>>>

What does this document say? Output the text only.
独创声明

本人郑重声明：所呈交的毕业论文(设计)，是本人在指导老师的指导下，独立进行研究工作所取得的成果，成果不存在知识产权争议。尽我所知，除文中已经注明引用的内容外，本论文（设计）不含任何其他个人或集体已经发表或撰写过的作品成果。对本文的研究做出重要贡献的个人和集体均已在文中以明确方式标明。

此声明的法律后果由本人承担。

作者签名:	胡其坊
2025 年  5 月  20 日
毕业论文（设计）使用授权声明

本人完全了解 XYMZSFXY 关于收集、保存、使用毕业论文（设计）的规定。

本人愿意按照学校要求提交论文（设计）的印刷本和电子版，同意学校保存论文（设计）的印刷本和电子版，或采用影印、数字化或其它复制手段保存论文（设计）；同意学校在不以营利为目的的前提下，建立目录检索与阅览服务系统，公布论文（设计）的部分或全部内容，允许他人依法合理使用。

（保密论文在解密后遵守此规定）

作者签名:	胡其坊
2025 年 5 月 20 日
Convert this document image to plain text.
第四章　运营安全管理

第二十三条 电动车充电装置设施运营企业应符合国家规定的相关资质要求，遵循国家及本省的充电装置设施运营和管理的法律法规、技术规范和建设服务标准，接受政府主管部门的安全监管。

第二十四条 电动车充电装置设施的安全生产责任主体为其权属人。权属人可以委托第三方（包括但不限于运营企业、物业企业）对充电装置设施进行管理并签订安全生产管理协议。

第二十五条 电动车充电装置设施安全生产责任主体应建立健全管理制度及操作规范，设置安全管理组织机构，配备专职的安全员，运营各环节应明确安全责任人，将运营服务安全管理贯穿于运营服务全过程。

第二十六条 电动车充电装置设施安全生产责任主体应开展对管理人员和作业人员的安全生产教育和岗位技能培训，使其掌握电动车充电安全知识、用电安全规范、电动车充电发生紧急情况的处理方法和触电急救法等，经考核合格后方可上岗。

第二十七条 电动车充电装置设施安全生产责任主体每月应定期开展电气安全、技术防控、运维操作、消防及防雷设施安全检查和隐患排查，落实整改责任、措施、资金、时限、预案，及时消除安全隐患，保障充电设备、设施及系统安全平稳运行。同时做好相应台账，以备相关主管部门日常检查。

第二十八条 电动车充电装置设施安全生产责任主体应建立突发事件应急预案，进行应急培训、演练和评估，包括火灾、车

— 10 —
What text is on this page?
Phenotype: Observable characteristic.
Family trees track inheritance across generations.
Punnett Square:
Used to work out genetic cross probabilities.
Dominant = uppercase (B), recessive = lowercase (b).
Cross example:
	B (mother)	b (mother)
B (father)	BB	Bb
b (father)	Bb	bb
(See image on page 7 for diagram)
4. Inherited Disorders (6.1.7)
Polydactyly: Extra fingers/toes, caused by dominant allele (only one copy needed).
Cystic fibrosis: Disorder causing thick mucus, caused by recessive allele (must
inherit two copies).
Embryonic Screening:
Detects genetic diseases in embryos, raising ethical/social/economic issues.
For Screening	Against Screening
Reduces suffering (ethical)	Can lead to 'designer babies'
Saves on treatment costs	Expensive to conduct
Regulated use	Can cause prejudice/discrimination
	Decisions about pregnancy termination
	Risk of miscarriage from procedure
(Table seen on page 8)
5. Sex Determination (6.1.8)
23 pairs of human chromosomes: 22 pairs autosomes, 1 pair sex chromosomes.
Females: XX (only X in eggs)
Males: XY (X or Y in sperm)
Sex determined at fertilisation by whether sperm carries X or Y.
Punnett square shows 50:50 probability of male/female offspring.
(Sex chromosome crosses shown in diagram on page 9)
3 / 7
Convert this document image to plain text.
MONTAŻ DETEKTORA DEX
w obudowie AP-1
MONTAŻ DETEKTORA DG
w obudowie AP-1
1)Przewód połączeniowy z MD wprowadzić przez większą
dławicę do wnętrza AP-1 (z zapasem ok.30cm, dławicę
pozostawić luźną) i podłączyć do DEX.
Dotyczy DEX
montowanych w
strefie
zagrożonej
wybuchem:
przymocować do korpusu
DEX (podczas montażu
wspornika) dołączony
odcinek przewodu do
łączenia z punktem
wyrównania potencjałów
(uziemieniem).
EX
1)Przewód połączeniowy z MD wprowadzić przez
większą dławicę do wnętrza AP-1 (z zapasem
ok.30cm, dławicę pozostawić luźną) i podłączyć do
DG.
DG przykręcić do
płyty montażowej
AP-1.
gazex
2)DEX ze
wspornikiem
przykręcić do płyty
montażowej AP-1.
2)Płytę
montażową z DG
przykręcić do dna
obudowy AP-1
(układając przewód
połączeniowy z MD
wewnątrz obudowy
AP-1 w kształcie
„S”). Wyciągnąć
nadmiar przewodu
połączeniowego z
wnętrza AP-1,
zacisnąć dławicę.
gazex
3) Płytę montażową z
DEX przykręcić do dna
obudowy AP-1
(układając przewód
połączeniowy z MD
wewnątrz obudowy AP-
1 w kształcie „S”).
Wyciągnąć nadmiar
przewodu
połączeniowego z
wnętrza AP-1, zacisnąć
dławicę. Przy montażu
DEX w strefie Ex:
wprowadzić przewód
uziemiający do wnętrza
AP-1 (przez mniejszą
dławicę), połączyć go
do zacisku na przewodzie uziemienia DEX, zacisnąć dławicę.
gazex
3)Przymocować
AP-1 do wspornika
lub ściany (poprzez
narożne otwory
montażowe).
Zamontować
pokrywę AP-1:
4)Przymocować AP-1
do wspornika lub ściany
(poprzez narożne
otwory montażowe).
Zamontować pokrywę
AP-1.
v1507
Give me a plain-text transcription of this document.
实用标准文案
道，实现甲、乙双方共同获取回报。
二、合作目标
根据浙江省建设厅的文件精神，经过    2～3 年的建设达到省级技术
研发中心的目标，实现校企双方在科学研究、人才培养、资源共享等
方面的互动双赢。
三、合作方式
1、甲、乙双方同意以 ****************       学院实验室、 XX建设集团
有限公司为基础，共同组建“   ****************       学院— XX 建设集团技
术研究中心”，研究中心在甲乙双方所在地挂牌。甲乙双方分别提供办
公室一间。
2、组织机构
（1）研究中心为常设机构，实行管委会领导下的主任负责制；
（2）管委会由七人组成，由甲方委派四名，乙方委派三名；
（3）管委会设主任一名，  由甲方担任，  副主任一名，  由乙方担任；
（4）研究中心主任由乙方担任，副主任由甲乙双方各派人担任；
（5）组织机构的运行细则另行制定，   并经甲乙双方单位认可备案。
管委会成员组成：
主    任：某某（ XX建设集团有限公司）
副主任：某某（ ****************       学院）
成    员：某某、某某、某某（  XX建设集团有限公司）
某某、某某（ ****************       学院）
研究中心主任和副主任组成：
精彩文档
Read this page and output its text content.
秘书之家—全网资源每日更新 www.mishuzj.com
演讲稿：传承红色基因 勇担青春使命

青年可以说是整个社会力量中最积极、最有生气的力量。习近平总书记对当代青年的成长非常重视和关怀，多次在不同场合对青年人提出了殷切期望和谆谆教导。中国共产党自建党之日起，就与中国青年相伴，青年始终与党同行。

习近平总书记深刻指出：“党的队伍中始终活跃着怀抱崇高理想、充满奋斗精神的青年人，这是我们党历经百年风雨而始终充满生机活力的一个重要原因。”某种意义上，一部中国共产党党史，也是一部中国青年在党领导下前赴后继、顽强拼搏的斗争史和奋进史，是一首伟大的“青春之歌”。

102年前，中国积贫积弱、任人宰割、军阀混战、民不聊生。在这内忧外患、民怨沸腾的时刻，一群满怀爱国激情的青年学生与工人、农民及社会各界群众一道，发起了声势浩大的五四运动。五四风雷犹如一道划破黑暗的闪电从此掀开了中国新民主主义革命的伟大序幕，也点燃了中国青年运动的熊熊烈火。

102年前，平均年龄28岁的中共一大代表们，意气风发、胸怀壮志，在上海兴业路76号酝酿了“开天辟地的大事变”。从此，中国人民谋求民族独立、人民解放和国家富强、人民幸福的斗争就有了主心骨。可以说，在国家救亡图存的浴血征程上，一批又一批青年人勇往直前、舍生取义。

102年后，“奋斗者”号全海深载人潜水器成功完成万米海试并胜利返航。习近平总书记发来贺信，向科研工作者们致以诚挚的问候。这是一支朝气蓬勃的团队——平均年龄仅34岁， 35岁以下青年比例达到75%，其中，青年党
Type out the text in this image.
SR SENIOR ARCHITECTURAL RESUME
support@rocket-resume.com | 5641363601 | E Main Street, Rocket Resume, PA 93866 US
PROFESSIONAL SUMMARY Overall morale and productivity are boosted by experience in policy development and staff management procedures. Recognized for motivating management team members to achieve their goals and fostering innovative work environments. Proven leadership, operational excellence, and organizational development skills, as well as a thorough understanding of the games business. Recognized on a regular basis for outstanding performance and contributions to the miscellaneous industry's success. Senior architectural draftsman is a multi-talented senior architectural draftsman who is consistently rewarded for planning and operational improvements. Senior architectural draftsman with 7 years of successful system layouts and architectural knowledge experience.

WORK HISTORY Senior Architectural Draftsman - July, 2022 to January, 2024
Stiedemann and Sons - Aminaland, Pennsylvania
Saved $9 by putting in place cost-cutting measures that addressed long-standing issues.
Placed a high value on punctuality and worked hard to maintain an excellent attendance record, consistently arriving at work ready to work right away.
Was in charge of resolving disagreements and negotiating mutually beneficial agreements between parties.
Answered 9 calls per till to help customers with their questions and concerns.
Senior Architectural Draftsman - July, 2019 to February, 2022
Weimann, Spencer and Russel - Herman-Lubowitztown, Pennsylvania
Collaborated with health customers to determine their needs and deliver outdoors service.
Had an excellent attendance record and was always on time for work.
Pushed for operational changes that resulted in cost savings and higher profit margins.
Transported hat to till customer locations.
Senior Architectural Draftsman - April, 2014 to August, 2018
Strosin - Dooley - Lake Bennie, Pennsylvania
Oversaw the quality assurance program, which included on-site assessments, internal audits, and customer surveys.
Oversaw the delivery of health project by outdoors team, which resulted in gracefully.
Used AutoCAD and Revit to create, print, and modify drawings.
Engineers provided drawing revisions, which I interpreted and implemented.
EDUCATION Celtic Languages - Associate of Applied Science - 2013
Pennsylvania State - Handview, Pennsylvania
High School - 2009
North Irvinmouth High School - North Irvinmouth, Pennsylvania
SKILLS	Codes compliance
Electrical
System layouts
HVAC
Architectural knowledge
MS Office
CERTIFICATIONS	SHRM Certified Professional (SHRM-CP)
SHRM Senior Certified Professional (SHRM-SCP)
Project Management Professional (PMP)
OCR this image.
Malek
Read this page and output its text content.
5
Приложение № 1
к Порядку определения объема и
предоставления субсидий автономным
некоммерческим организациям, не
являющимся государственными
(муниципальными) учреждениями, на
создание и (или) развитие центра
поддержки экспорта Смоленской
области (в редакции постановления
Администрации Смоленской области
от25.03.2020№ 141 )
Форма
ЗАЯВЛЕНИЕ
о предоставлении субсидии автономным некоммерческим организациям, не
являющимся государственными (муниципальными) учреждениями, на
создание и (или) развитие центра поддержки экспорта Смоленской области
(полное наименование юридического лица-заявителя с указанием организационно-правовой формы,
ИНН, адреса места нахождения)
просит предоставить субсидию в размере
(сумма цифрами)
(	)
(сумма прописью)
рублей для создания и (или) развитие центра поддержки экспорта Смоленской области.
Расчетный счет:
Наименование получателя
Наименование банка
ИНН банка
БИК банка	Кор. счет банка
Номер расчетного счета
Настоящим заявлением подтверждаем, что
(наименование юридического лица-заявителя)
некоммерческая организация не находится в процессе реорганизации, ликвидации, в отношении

<<<

→ **GIVEN EXERCISE**
Check each line of the records above for the word "resulted", then give the number of lines that have it, with no other words.

→ **CORRECT ANSWER**
2